------ TASK INPUTS
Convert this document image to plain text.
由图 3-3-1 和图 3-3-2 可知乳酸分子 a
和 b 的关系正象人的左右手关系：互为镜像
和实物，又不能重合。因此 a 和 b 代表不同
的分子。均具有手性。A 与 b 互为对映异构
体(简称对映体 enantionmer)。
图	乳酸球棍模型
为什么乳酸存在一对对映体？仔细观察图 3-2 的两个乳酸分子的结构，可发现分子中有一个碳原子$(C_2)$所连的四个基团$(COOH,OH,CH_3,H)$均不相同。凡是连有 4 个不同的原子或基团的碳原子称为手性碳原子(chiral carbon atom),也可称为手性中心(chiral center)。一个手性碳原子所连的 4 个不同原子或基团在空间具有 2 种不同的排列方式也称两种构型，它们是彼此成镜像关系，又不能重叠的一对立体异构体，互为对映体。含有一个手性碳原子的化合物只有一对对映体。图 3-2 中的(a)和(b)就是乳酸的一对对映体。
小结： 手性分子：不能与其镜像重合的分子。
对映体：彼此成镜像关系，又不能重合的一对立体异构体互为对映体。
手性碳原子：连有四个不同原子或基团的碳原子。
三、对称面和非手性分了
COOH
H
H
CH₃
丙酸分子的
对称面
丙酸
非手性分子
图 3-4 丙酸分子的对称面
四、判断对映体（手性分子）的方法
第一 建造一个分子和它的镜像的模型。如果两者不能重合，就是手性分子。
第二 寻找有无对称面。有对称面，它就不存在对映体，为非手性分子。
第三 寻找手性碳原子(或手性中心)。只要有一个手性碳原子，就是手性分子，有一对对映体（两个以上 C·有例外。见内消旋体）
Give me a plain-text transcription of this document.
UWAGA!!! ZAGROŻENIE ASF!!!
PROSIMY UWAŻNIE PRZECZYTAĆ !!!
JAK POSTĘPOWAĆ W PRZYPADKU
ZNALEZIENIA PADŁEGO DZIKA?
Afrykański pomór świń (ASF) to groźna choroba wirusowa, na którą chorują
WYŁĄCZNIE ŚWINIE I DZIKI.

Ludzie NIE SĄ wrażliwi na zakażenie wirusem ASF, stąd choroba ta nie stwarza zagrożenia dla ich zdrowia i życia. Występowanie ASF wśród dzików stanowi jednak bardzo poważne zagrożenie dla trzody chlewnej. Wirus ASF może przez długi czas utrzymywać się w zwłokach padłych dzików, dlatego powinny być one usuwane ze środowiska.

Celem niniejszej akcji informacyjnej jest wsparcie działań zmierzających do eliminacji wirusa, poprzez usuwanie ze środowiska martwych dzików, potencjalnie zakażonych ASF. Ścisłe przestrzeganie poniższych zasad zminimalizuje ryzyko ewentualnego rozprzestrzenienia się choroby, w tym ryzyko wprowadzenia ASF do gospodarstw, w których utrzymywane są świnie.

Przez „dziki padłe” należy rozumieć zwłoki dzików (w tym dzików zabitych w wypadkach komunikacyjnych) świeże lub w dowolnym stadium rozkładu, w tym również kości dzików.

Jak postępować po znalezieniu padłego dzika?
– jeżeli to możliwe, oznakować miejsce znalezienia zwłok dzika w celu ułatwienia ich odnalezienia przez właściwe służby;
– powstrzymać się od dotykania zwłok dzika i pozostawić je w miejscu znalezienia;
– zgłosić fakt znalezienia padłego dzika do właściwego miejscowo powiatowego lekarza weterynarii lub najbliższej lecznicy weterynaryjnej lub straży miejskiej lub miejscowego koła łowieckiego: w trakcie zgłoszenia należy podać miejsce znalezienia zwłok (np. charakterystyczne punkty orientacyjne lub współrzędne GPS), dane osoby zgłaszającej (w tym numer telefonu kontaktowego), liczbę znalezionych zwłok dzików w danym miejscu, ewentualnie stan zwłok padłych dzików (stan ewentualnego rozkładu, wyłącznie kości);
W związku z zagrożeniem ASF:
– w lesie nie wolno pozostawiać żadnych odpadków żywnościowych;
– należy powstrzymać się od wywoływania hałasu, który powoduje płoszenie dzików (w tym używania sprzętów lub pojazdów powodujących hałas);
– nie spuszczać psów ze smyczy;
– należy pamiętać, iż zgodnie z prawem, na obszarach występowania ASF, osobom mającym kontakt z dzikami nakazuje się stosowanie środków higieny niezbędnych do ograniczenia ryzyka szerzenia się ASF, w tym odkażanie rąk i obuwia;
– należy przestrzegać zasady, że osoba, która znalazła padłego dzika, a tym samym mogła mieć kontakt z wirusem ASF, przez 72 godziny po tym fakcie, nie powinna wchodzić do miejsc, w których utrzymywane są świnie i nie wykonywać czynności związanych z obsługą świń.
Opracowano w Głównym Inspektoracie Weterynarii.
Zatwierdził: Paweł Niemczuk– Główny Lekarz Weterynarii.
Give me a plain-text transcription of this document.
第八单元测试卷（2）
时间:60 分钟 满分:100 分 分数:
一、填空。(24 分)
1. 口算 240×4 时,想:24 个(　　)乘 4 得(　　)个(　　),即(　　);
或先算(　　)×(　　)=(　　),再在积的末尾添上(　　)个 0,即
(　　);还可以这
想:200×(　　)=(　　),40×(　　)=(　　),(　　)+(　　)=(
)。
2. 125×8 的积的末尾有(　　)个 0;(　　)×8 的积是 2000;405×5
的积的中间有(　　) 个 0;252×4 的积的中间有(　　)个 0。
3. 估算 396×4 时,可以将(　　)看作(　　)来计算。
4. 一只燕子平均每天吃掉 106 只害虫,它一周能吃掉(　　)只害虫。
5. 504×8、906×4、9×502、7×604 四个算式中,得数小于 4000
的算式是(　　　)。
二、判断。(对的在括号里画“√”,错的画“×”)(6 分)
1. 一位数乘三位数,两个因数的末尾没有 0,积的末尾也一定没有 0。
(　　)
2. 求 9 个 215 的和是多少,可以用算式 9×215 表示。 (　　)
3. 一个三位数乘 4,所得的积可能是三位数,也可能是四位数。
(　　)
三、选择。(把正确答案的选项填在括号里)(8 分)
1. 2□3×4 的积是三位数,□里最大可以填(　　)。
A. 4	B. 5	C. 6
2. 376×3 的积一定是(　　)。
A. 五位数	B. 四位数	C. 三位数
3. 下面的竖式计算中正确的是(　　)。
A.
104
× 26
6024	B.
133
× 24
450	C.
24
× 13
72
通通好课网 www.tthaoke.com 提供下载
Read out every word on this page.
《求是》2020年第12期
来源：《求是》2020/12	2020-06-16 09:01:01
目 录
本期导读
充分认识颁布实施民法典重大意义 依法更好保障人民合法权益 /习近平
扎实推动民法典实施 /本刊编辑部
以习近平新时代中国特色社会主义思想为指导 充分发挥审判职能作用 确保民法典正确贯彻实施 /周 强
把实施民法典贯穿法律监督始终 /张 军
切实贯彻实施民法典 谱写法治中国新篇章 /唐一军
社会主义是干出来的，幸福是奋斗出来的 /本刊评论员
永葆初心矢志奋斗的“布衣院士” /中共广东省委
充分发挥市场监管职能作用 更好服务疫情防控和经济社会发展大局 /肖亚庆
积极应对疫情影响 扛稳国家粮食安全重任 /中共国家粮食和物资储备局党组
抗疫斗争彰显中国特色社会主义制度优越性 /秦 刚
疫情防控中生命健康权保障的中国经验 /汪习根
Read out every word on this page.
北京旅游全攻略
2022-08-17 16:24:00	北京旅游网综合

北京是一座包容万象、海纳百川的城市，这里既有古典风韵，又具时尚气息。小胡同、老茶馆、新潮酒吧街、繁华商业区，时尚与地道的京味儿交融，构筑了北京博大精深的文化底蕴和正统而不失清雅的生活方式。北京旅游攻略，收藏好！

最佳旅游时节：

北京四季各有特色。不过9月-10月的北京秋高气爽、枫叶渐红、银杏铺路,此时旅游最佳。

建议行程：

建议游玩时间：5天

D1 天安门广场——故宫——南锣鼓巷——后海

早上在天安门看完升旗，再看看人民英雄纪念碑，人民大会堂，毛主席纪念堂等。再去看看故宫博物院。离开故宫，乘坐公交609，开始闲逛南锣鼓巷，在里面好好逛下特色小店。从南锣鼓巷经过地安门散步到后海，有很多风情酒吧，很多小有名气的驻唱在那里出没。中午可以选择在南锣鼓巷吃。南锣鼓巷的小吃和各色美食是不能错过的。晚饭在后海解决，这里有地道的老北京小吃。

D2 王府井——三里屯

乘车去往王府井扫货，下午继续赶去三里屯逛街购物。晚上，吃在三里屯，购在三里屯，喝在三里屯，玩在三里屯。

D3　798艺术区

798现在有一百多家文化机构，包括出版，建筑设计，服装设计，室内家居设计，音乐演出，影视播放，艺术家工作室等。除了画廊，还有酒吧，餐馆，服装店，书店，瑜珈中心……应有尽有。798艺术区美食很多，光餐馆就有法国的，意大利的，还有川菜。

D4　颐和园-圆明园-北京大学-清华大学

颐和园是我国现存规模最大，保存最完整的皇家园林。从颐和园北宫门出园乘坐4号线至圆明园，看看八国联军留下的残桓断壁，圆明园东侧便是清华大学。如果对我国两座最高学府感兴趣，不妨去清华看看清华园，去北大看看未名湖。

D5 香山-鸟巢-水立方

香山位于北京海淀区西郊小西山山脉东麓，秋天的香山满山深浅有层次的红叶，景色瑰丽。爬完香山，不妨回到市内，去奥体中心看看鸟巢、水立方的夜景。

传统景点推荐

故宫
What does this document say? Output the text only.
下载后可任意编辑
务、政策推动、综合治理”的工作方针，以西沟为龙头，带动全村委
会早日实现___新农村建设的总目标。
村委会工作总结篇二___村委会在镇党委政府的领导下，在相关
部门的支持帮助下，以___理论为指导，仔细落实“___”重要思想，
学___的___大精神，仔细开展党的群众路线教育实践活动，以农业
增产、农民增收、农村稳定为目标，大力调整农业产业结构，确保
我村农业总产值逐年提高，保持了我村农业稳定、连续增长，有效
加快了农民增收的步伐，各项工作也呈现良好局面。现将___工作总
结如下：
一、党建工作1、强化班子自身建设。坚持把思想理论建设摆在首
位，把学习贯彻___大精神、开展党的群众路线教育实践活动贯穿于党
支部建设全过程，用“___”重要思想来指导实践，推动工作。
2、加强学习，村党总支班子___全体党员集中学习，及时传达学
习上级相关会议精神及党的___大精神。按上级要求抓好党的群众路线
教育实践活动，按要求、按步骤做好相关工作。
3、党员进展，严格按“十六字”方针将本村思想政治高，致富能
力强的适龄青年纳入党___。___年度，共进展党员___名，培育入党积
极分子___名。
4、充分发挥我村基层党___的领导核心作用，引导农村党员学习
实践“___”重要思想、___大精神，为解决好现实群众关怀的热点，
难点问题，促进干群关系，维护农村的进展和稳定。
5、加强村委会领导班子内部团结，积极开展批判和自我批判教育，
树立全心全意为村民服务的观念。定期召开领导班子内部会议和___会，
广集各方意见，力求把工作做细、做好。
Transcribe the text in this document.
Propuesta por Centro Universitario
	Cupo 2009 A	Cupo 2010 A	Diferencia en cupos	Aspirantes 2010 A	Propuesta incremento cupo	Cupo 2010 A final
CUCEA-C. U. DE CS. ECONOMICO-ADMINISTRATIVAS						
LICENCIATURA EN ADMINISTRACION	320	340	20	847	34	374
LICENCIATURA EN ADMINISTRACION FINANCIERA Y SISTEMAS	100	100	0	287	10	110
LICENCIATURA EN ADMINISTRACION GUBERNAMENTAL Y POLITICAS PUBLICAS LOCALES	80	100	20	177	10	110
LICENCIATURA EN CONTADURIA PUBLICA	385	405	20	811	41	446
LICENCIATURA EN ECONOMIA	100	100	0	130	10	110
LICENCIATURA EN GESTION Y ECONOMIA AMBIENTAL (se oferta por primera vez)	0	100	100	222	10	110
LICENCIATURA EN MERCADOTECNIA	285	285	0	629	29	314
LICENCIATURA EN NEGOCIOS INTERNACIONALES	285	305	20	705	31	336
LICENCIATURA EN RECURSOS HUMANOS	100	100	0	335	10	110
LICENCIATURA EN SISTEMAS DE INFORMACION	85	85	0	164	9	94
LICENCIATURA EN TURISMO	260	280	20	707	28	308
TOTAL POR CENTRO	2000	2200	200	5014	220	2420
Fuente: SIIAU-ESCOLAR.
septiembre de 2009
------------
■ AIM OF THE EXERCISE
All lines from the one that contains "Transcribe the text in this document." through the end of the material are to be quoted exactly, with both ends included.

■ EXERCISE RESPONSE
Transcribe the text in this document.
Propuesta por Centro Universitario
	Cupo 2009 A	Cupo 2010 A	Diferencia en cupos	Aspirantes 2010 A	Propuesta incremento cupo	Cupo 2010 A final
CUCEA-C. U. DE CS. ECONOMICO-ADMINISTRATIVAS						
LICENCIATURA EN ADMINISTRACION	320	340	20	847	34	374
LICENCIATURA EN ADMINISTRACION FINANCIERA Y SISTEMAS	100	100	0	287	10	110
LICENCIATURA EN ADMINISTRACION GUBERNAMENTAL Y POLITICAS PUBLICAS LOCALES	80	100	20	177	10	110
LICENCIATURA EN CONTADURIA PUBLICA	385	405	20	811	41	446
LICENCIATURA EN ECONOMIA	100	100	0	130	10	110
LICENCIATURA EN GESTION Y ECONOMIA AMBIENTAL (se oferta por primera vez)	0	100	100	222	10	110
LICENCIATURA EN MERCADOTECNIA	285	285	0	629	29	314
LICENCIATURA EN NEGOCIOS INTERNACIONALES	285	305	20	705	31	336
LICENCIATURA EN RECURSOS HUMANOS	100	100	0	335	10	110
LICENCIATURA EN SISTEMAS DE INFORMACION	85	85	0	164	9	94
LICENCIATURA EN TURISMO	260	280	20	707	28	308
TOTAL POR CENTRO	2000	2200	200	5014	220	2420
Fuente: SIIAU-ESCOLAR.
septiembre de 2009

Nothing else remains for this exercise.